• Set exercise
Go through the entries below and collect each line with the string "digitales" in it.

• Supplied records
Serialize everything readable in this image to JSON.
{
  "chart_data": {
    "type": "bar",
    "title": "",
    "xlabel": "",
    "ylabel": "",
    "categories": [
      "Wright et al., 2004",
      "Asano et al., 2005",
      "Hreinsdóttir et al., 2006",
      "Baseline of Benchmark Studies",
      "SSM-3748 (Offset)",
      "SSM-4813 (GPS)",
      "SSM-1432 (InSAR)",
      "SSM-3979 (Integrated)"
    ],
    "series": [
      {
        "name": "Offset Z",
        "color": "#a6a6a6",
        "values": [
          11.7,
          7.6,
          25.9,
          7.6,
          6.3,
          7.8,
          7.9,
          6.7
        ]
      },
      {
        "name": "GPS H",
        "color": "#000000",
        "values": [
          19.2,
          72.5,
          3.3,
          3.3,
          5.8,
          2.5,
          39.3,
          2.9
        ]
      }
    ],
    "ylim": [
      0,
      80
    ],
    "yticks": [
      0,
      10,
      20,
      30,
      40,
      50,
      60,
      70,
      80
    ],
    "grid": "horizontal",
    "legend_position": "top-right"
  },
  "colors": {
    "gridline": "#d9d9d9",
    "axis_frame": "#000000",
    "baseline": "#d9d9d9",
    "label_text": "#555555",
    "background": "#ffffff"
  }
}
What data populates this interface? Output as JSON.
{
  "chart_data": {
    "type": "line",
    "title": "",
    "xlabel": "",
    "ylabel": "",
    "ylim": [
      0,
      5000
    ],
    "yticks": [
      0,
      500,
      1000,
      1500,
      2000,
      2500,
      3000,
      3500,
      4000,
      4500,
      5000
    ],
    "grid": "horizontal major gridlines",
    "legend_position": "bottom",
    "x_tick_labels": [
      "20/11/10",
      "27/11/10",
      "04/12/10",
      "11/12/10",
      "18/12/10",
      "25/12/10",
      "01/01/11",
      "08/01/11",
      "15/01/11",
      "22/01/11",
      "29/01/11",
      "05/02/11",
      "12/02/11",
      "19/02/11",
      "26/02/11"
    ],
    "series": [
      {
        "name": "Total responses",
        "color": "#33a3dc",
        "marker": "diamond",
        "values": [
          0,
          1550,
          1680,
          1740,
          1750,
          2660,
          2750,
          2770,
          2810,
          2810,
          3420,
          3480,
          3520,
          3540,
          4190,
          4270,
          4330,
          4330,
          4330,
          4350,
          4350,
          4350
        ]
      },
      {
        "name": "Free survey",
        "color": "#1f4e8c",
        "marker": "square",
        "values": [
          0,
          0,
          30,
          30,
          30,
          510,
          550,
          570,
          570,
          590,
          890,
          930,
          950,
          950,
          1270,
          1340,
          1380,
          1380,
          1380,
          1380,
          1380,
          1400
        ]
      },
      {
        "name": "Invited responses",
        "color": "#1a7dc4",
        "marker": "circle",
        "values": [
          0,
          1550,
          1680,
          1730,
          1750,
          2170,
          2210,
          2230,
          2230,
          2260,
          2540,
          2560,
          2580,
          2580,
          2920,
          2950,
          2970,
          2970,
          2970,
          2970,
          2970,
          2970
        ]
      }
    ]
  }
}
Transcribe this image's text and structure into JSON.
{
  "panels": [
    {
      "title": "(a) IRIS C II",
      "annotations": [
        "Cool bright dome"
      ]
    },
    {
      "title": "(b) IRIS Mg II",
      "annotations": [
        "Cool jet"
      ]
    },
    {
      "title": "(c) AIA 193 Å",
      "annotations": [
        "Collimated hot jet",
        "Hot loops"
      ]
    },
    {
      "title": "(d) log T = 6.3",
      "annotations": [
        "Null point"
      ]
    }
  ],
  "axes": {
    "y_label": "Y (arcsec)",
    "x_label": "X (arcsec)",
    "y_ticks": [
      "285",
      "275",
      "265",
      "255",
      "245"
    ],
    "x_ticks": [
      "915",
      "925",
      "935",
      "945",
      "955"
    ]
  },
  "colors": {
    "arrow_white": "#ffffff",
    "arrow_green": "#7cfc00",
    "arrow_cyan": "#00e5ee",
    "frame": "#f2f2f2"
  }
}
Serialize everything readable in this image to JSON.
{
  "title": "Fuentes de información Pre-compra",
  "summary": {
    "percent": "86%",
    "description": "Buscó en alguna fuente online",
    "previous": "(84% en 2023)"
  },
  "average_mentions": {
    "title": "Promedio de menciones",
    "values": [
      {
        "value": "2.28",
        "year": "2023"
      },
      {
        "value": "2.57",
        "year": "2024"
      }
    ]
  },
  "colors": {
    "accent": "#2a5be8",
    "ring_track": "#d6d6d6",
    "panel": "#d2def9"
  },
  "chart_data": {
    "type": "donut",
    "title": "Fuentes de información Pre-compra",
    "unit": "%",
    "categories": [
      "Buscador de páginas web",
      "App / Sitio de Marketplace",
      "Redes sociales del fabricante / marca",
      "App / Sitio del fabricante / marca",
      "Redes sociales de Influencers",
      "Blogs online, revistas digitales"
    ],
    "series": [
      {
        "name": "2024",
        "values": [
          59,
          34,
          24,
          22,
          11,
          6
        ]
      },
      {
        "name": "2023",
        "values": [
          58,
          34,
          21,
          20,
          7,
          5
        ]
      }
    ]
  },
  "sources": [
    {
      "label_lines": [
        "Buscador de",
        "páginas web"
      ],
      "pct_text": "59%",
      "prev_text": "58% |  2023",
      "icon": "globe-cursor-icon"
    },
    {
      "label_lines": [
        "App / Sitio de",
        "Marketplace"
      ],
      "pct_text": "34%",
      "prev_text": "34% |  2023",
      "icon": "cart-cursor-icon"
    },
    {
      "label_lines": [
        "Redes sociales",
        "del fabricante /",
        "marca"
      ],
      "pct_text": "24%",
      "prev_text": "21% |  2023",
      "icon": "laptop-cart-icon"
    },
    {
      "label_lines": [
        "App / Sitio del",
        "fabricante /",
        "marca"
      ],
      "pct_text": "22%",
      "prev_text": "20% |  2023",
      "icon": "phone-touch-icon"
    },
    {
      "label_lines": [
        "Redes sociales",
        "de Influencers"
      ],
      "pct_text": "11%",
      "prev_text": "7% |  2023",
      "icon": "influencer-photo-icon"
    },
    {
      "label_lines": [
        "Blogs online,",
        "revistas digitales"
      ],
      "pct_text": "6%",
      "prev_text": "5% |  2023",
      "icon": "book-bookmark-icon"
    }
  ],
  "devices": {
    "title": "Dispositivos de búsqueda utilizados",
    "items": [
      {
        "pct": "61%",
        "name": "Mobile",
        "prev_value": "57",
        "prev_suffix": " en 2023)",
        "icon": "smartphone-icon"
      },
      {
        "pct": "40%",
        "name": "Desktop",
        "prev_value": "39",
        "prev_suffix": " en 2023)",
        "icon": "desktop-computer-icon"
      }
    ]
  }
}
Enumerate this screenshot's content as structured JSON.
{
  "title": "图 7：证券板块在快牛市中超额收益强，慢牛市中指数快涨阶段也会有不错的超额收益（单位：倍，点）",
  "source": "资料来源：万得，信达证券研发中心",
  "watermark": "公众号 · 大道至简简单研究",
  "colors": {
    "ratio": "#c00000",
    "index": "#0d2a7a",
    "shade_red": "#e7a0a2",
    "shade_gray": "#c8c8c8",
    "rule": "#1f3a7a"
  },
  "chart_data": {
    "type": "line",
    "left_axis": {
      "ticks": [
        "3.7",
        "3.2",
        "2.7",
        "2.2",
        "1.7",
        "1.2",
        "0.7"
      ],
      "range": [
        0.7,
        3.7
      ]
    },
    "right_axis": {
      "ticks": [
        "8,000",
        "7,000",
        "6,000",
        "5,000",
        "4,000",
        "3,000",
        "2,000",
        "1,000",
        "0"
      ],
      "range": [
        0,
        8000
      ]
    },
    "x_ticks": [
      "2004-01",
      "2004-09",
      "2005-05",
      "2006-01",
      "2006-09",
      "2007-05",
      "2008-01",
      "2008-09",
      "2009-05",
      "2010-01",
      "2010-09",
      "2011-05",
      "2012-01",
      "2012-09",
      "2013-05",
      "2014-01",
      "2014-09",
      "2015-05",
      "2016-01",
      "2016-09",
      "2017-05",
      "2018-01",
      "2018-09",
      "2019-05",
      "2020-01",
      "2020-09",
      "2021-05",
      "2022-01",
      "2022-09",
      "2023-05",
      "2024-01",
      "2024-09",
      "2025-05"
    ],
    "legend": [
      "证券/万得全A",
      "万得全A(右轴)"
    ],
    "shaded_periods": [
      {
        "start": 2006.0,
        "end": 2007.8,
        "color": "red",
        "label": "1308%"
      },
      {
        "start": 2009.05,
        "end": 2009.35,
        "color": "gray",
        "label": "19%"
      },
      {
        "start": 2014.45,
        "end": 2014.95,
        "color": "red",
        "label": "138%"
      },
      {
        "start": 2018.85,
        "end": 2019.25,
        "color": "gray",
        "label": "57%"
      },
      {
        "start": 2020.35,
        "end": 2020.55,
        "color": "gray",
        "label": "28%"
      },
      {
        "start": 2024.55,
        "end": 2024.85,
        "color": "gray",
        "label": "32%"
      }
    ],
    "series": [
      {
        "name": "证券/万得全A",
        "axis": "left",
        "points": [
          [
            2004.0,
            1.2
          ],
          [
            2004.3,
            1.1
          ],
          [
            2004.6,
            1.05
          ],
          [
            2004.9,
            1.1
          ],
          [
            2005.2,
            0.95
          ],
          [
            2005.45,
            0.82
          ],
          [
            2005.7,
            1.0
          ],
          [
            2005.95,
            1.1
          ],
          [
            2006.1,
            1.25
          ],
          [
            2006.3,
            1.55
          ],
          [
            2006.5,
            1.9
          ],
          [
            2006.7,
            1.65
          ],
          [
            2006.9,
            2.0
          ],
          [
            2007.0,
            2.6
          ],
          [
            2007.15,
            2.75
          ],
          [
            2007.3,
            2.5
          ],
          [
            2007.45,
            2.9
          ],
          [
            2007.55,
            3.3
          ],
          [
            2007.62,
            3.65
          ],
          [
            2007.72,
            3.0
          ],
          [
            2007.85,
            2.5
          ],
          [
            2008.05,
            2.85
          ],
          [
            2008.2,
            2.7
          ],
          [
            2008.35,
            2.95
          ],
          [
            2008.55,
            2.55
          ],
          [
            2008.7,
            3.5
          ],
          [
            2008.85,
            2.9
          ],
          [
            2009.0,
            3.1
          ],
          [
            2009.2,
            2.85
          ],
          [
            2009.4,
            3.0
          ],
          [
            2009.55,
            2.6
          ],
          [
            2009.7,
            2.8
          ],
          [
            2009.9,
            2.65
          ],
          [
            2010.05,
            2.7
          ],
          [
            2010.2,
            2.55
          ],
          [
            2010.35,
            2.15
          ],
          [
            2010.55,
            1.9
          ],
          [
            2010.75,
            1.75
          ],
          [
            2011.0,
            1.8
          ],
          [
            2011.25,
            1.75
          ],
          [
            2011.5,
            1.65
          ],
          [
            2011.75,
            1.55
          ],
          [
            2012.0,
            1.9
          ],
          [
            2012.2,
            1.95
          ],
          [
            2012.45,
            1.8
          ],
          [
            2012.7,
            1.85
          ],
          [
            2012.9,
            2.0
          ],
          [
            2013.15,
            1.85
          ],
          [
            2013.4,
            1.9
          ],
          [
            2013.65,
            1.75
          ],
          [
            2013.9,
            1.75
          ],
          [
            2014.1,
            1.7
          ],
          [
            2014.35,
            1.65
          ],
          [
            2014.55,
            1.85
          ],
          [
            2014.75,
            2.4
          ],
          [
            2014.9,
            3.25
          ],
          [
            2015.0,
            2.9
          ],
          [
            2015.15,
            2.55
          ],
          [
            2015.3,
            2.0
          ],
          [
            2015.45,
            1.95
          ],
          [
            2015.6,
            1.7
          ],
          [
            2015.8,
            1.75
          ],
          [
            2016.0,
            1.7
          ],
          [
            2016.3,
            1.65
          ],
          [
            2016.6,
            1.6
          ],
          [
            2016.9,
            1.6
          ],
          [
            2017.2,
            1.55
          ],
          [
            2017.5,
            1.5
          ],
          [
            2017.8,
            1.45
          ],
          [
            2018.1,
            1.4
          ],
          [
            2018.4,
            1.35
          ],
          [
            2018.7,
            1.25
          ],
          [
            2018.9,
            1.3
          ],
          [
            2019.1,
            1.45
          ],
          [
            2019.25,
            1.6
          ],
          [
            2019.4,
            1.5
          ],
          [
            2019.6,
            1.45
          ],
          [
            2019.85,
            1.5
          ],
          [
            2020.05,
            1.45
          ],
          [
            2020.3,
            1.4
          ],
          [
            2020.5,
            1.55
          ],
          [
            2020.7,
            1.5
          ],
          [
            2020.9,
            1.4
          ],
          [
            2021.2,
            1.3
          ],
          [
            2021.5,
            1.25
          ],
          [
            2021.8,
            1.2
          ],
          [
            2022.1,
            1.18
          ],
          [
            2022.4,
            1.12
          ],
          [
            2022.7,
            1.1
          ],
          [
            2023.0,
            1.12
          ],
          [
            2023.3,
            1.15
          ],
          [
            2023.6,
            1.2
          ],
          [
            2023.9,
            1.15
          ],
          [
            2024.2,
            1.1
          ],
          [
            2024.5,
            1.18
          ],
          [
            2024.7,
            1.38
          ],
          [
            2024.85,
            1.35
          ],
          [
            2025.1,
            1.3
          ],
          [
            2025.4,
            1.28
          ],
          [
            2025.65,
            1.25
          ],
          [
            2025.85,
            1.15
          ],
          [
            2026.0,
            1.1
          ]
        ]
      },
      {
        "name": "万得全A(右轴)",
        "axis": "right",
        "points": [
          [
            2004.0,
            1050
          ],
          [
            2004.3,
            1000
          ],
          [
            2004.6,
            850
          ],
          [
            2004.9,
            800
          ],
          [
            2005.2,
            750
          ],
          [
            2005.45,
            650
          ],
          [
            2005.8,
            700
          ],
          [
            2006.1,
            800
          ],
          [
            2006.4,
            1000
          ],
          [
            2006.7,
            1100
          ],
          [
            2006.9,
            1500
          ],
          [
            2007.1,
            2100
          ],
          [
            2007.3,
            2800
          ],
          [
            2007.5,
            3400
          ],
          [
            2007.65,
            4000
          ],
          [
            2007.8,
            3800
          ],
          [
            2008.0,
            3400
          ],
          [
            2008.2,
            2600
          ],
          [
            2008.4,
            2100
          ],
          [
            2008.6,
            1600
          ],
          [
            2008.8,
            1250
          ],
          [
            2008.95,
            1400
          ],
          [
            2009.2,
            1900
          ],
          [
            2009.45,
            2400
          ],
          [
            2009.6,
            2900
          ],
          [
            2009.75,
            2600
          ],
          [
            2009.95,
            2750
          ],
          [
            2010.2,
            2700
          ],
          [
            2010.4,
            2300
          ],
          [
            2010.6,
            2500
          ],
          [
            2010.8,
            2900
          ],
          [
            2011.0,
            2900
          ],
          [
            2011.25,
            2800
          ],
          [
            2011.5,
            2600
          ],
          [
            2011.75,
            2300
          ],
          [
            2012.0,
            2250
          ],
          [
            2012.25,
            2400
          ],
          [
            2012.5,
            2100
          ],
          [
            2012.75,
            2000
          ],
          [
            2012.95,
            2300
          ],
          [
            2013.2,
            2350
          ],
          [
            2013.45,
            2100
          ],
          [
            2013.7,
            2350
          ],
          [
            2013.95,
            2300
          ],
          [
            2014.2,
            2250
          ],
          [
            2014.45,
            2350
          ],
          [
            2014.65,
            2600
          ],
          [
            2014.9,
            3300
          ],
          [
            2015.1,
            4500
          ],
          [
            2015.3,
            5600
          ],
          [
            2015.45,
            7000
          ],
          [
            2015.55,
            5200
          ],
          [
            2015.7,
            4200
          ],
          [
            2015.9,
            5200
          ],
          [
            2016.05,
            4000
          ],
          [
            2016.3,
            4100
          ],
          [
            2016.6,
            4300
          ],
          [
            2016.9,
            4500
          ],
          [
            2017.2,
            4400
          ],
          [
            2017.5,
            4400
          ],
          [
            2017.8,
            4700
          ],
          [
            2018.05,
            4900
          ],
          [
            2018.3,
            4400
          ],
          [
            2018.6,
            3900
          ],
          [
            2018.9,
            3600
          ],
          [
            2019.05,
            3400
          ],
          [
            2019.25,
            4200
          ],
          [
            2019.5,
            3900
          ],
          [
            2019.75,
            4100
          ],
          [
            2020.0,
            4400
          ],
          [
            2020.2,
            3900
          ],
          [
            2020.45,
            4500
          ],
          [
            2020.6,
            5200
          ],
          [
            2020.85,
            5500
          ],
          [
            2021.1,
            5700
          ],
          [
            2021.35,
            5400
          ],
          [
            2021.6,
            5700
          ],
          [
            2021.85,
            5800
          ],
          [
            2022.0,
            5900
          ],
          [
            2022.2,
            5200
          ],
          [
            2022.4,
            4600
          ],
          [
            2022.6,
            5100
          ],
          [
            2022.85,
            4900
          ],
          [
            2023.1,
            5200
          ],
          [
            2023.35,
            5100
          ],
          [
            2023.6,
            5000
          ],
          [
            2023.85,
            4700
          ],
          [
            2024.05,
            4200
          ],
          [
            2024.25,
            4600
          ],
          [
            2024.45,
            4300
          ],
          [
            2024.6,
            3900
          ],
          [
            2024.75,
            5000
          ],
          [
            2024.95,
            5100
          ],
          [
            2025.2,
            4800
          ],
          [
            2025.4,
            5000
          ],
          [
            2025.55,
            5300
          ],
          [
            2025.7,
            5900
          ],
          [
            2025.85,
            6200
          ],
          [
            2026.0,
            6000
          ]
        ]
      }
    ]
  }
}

• Output below
      "Blogs online, revistas digitales"
        "revistas digitales"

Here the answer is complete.